_EXERCISE BRIEF_.
Every line of the material that follows must be printed again exactly.

_DATASET RECORDS_.
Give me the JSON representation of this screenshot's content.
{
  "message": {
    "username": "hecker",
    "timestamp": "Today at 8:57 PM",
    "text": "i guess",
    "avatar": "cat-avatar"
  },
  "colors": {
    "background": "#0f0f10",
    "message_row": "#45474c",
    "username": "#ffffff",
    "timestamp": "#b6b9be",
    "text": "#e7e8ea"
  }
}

_IN RESPONSE_.
Give me the JSON representation of this screenshot's content.
{
  "message": {
    "username": "hecker",
    "timestamp": "Today at 8:57 PM",
    "text": "i guess",
    "avatar": "cat-avatar"
  },
  "colors": {
    "background": "#0f0f10",
    "message_row": "#45474c",
    "username": "#ffffff",
    "timestamp": "#b6b9be",
    "text": "#e7e8ea"
  }
}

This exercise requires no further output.